● **The request**
Set down the records once more, please, exactly and with the pictures left out.

(Stored records)
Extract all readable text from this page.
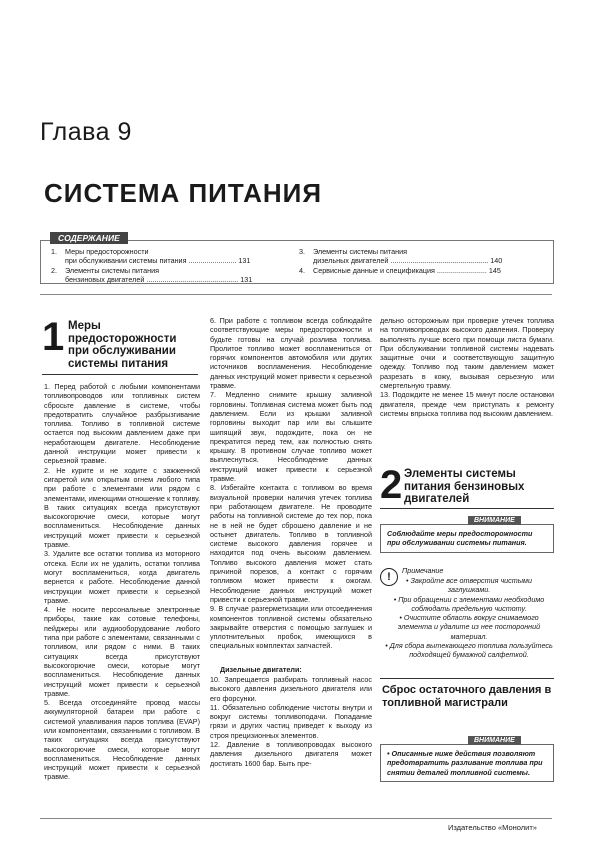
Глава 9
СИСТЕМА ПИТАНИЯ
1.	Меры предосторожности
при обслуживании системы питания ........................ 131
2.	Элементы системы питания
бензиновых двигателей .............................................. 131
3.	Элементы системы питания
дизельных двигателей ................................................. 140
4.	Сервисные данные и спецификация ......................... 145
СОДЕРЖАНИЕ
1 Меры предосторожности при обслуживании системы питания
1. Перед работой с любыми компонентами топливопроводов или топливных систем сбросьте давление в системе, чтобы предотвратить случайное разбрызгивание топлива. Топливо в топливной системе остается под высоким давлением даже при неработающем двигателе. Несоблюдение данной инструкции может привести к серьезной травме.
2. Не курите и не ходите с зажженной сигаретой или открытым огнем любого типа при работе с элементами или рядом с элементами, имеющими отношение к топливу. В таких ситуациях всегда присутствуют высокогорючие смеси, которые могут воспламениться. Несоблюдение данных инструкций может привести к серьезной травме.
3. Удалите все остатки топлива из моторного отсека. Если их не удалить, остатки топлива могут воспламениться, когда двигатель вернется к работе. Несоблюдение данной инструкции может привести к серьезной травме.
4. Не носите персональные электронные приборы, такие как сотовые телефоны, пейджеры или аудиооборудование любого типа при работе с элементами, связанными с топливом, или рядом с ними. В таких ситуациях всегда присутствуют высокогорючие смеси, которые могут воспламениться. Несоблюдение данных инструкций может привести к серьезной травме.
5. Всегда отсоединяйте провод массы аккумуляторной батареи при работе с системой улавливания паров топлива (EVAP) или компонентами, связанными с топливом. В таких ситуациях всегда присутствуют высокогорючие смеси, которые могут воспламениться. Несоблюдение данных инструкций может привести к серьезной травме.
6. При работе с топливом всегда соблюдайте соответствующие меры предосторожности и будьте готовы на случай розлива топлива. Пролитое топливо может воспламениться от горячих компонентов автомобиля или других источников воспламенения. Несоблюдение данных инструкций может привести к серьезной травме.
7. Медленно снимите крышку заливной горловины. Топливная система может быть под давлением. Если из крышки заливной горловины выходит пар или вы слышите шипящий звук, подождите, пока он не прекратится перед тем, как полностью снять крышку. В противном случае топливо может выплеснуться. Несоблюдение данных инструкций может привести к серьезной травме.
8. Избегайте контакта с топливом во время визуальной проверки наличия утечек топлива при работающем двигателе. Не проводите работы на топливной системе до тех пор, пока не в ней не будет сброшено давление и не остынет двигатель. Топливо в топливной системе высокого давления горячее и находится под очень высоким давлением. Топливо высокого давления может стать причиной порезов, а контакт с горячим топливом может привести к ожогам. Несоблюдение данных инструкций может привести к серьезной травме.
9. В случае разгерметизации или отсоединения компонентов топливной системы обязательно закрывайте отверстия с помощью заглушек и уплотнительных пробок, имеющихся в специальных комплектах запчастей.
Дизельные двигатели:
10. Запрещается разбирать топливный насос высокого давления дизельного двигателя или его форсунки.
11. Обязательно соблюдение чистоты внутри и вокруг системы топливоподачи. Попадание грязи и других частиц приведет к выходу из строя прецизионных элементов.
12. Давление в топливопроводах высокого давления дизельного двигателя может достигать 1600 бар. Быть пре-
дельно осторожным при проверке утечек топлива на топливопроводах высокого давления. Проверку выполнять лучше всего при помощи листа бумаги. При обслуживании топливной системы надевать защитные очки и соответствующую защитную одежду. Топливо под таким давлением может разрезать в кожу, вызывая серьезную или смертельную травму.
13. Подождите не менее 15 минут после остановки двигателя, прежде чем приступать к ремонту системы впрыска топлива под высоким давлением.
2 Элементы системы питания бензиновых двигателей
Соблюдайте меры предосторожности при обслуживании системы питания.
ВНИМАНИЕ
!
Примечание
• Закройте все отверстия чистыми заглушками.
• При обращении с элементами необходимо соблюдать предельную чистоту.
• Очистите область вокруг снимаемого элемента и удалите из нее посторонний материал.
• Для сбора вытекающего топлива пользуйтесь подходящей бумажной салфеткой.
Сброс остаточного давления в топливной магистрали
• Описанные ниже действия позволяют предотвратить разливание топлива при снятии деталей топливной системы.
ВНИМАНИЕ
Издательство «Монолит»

● **Solution to this exercise**
Extract all readable text from this page.
Глава 9
СИСТЕМА ПИТАНИЯ
1.	Меры предосторожности
при обслуживании системы питания ........................ 131
2.	Элементы системы питания
бензиновых двигателей .............................................. 131
3.	Элементы системы питания
дизельных двигателей ................................................. 140
4.	Сервисные данные и спецификация ......................... 145
СОДЕРЖАНИЕ
1 Меры предосторожности при обслуживании системы питания
1. Перед работой с любыми компонентами топливопроводов или топливных систем сбросьте давление в системе, чтобы предотвратить случайное разбрызгивание топлива. Топливо в топливной системе остается под высоким давлением даже при неработающем двигателе. Несоблюдение данной инструкции может привести к серьезной травме.
2. Не курите и не ходите с зажженной сигаретой или открытым огнем любого типа при работе с элементами или рядом с элементами, имеющими отношение к топливу. В таких ситуациях всегда присутствуют высокогорючие смеси, которые могут воспламениться. Несоблюдение данных инструкций может привести к серьезной травме.
3. Удалите все остатки топлива из моторного отсека. Если их не удалить, остатки топлива могут воспламениться, когда двигатель вернется к работе. Несоблюдение данной инструкции может привести к серьезной травме.
4. Не носите персональные электронные приборы, такие как сотовые телефоны, пейджеры или аудиооборудование любого типа при работе с элементами, связанными с топливом, или рядом с ними. В таких ситуациях всегда присутствуют высокогорючие смеси, которые могут воспламениться. Несоблюдение данных инструкций может привести к серьезной травме.
5. Всегда отсоединяйте провод массы аккумуляторной батареи при работе с системой улавливания паров топлива (EVAP) или компонентами, связанными с топливом. В таких ситуациях всегда присутствуют высокогорючие смеси, которые могут воспламениться. Несоблюдение данных инструкций может привести к серьезной травме.
6. При работе с топливом всегда соблюдайте соответствующие меры предосторожности и будьте готовы на случай розлива топлива. Пролитое топливо может воспламениться от горячих компонентов автомобиля или других источников воспламенения. Несоблюдение данных инструкций может привести к серьезной травме.
7. Медленно снимите крышку заливной горловины. Топливная система может быть под давлением. Если из крышки заливной горловины выходит пар или вы слышите шипящий звук, подождите, пока он не прекратится перед тем, как полностью снять крышку. В противном случае топливо может выплеснуться. Несоблюдение данных инструкций может привести к серьезной травме.
8. Избегайте контакта с топливом во время визуальной проверки наличия утечек топлива при работающем двигателе. Не проводите работы на топливной системе до тех пор, пока не в ней не будет сброшено давление и не остынет двигатель. Топливо в топливной системе высокого давления горячее и находится под очень высоким давлением. Топливо высокого давления может стать причиной порезов, а контакт с горячим топливом может привести к ожогам. Несоблюдение данных инструкций может привести к серьезной травме.
9. В случае разгерметизации или отсоединения компонентов топливной системы обязательно закрывайте отверстия с помощью заглушек и уплотнительных пробок, имеющихся в специальных комплектах запчастей.
Дизельные двигатели:
10. Запрещается разбирать топливный насос высокого давления дизельного двигателя или его форсунки.
11. Обязательно соблюдение чистоты внутри и вокруг системы топливоподачи. Попадание грязи и других частиц приведет к выходу из строя прецизионных элементов.
12. Давление в топливопроводах высокого давления дизельного двигателя может достигать 1600 бар. Быть пре-
дельно осторожным при проверке утечек топлива на топливопроводах высокого давления. Проверку выполнять лучше всего при помощи листа бумаги. При обслуживании топливной системы надевать защитные очки и соответствующую защитную одежду. Топливо под таким давлением может разрезать в кожу, вызывая серьезную или смертельную травму.
13. Подождите не менее 15 минут после остановки двигателя, прежде чем приступать к ремонту системы впрыска топлива под высоким давлением.
2 Элементы системы питания бензиновых двигателей
Соблюдайте меры предосторожности при обслуживании системы питания.
ВНИМАНИЕ
!
Примечание
• Закройте все отверстия чистыми заглушками.
• При обращении с элементами необходимо соблюдать предельную чистоту.
• Очистите область вокруг снимаемого элемента и удалите из нее посторонний материал.
• Для сбора вытекающего топлива пользуйтесь подходящей бумажной салфеткой.
Сброс остаточного давления в топливной магистрали
• Описанные ниже действия позволяют предотвратить разливание топлива при снятии деталей топливной системы.
ВНИМАНИЕ
Издательство «Монолит»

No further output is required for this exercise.